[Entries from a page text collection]
- - -

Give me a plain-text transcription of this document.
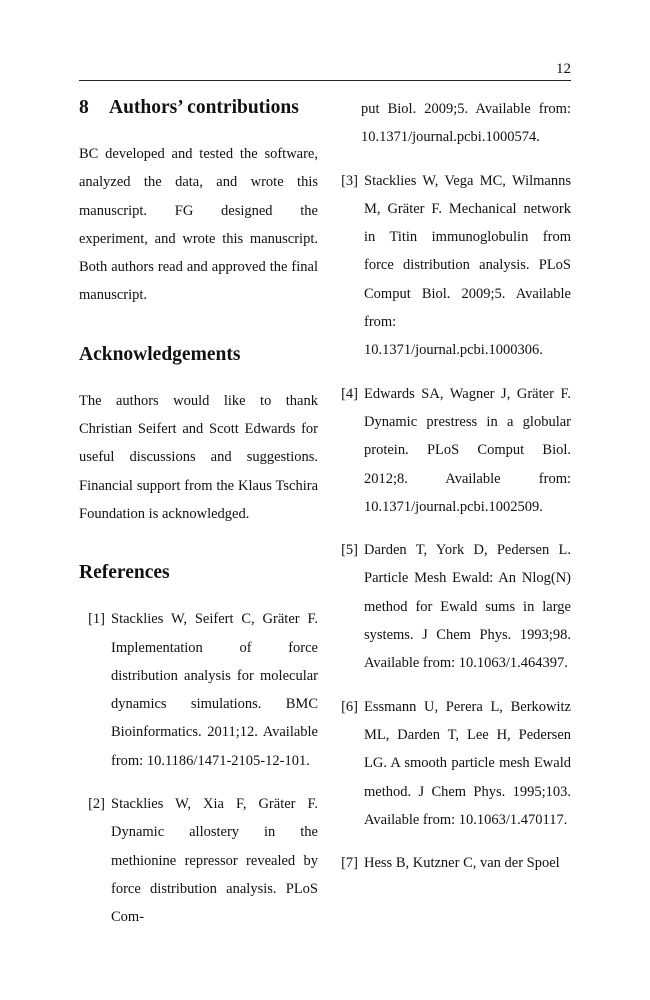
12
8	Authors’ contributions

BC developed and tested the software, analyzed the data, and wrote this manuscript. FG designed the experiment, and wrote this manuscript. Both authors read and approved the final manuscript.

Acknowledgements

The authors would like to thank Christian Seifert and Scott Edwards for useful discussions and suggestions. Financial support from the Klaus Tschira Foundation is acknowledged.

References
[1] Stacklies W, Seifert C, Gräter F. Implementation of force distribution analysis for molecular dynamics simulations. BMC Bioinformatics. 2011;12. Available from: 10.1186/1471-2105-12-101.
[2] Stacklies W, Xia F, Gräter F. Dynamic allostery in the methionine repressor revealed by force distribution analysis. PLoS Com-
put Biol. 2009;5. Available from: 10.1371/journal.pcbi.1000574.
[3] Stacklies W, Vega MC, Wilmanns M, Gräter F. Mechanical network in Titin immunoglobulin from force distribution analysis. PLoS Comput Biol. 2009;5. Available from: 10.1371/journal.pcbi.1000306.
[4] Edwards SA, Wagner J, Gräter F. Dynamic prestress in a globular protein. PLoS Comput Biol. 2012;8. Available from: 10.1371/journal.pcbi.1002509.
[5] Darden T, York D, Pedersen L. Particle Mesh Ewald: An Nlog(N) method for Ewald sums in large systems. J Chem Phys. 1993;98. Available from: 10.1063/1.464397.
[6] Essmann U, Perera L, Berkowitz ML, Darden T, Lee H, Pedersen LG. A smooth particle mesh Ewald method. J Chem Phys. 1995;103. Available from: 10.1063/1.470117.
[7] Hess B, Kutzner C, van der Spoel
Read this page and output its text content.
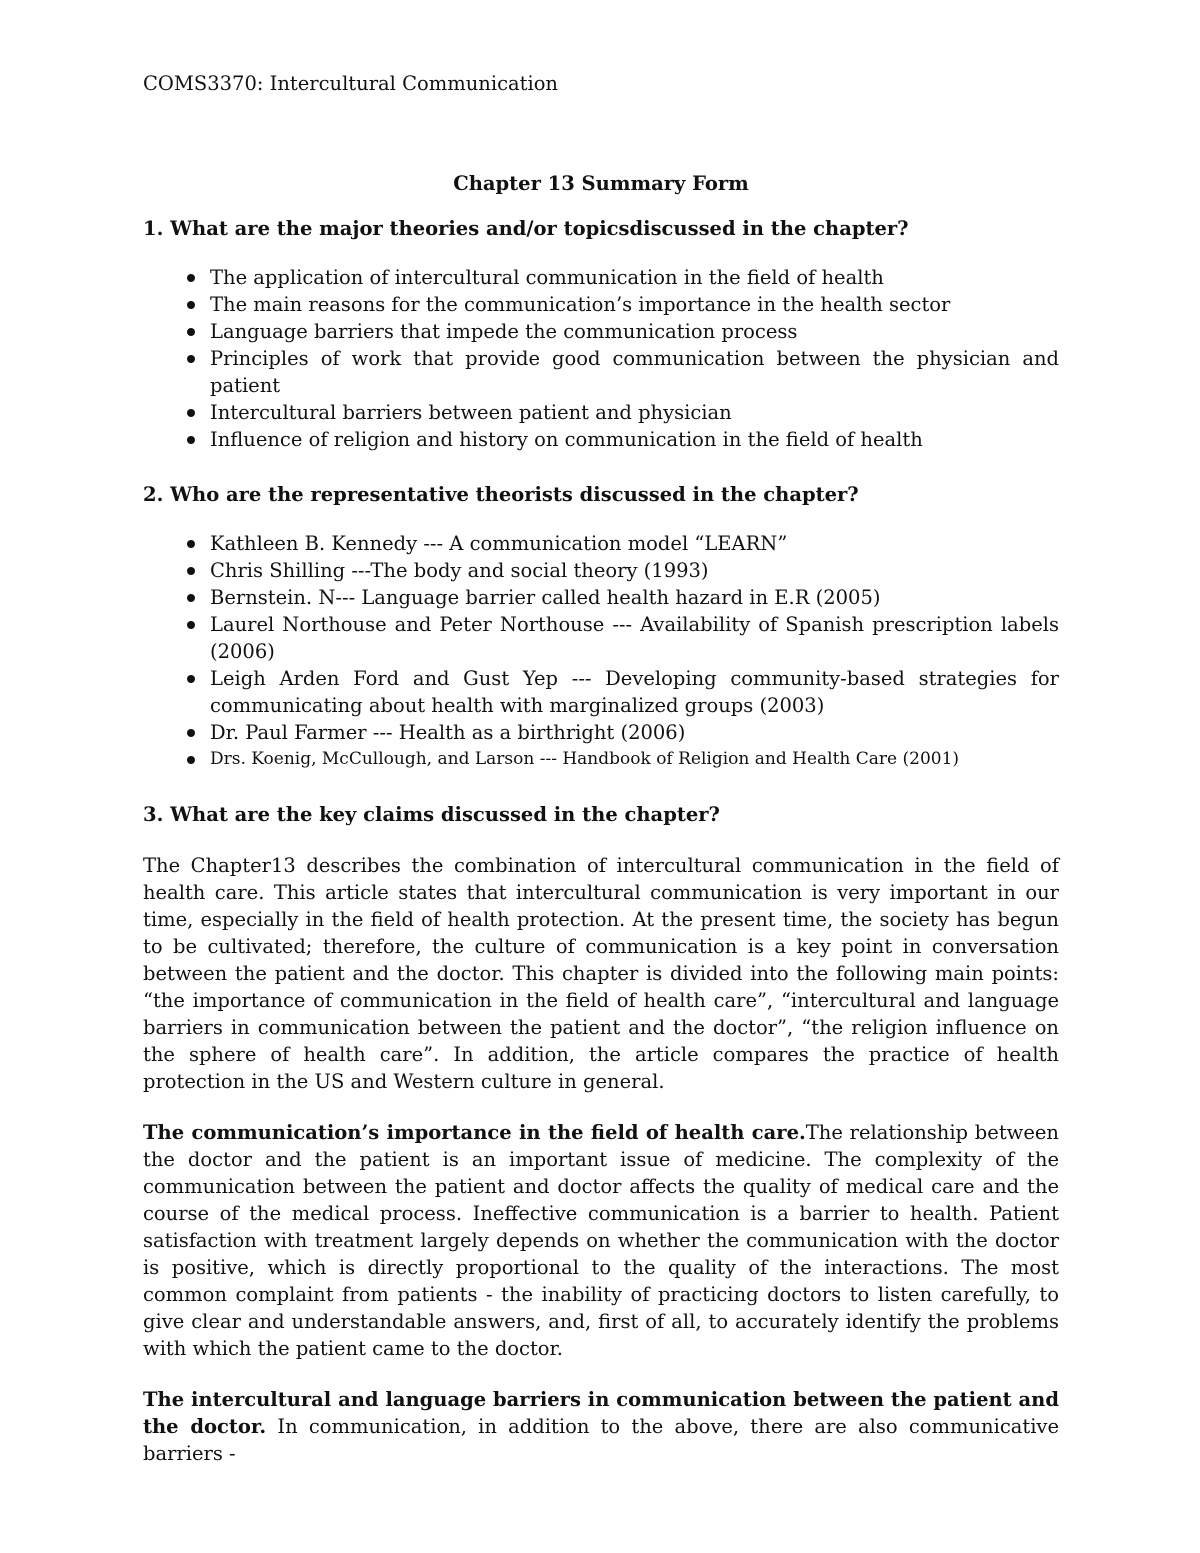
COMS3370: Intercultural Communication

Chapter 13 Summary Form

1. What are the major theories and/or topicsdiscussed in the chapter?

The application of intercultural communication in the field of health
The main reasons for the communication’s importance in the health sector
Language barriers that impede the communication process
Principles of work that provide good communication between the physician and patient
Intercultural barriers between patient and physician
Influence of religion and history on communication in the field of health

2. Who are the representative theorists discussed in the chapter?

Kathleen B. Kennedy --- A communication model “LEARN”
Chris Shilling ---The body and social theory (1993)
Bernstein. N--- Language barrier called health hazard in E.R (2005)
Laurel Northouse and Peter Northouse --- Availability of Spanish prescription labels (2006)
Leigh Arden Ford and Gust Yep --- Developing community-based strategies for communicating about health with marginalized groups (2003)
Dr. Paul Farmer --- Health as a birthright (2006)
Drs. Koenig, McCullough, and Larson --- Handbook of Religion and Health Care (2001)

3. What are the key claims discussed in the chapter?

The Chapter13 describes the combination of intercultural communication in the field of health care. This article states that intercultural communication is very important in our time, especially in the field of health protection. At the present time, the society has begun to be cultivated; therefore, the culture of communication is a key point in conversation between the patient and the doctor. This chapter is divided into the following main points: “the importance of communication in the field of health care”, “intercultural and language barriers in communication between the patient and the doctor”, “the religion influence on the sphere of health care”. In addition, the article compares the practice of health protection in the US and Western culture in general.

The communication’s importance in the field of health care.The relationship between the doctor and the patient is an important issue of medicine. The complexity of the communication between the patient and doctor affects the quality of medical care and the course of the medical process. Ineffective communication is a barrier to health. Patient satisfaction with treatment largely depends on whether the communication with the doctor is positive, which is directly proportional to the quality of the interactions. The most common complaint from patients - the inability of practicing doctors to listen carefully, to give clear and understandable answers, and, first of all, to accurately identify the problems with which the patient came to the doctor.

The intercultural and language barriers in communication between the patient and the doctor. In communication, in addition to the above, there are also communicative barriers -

- - -

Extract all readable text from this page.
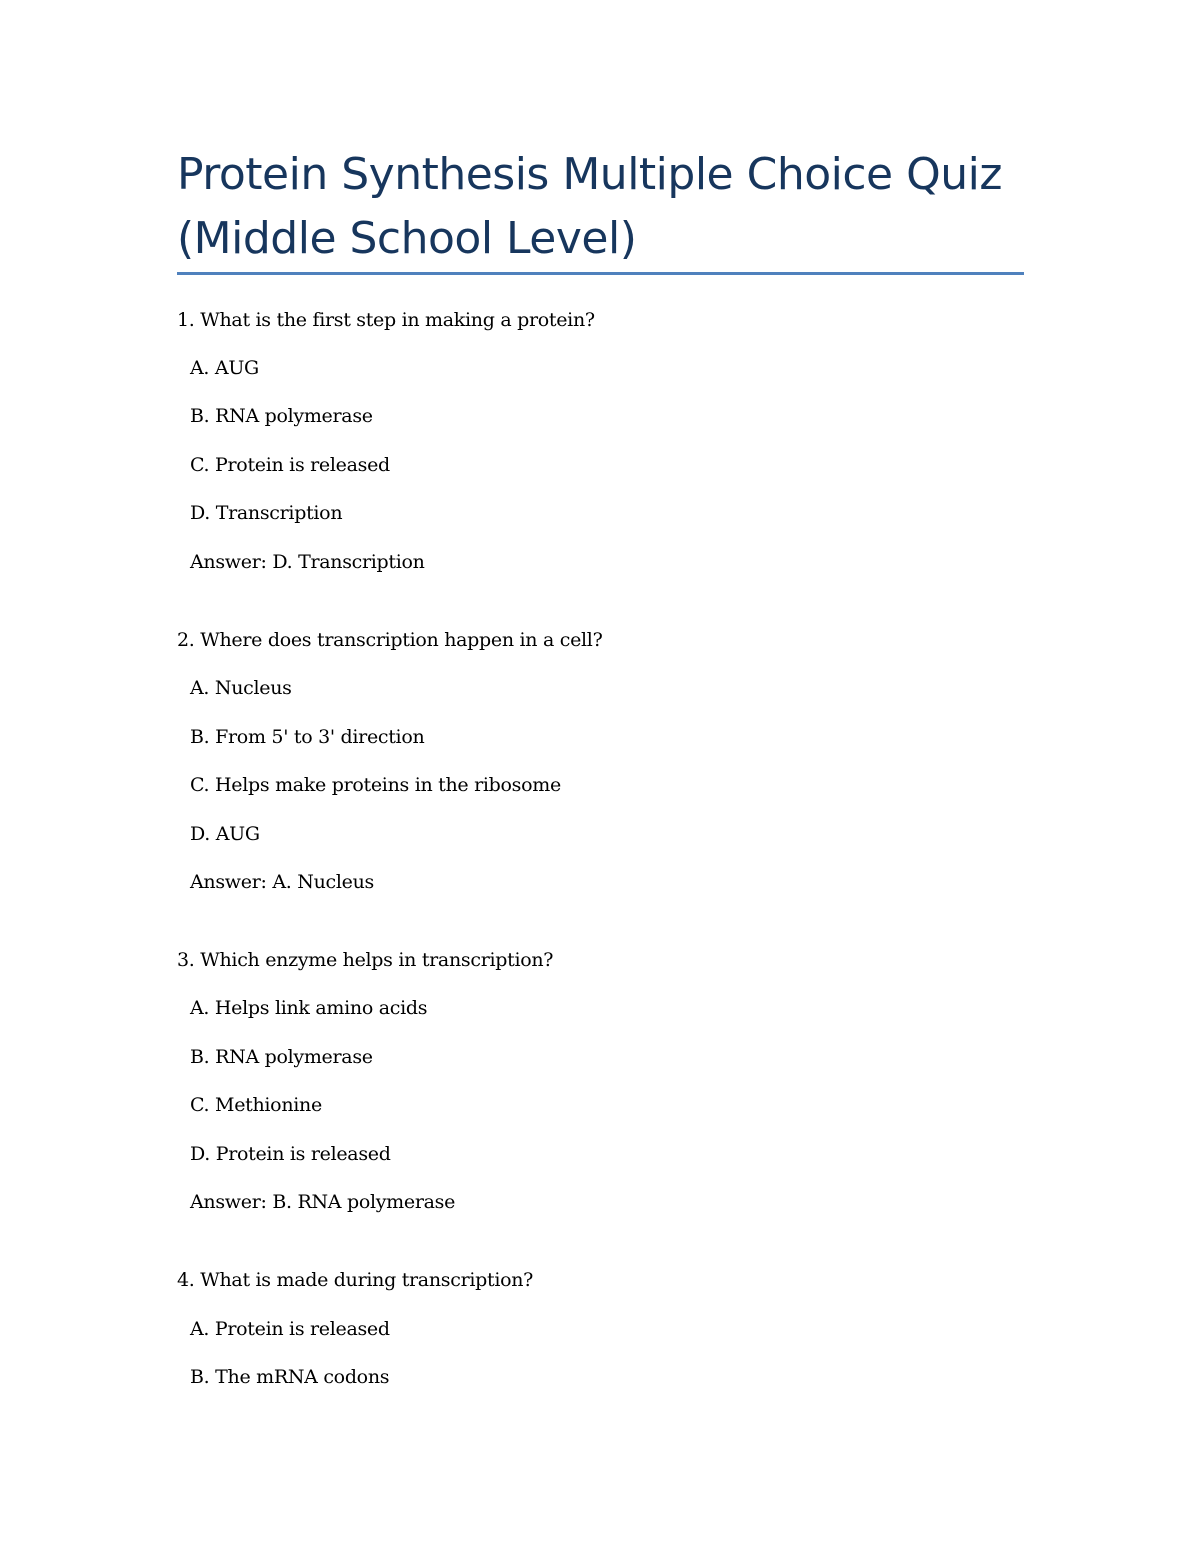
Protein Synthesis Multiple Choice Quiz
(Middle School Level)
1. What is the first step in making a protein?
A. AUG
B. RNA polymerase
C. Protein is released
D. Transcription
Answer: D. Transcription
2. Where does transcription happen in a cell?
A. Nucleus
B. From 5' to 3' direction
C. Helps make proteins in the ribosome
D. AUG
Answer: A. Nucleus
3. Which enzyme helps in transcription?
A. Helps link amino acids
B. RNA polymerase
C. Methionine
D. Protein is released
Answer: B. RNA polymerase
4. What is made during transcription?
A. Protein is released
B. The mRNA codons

- - -

_Brief:_
Copy each line above holding "that".

_Solved exercise:_
Language barriers that impede the communication process
Principles of work that provide good communication between the physician and patient
The Chapter13 describes the combination of intercultural communication in the field of health care. This article states that intercultural communication is very important in our time, especially in the field of health protection. At the present time, the society has begun to be cultivated; therefore, the culture of communication is a key point in conversation between the patient and the doctor. This chapter is divided into the following main points: “the importance of communication in the field of health care”, “intercultural and language barriers in communication between the patient and the doctor”, “the religion influence on the sphere of health care”. In addition, the article compares the practice of health protection in the US and Western culture in general.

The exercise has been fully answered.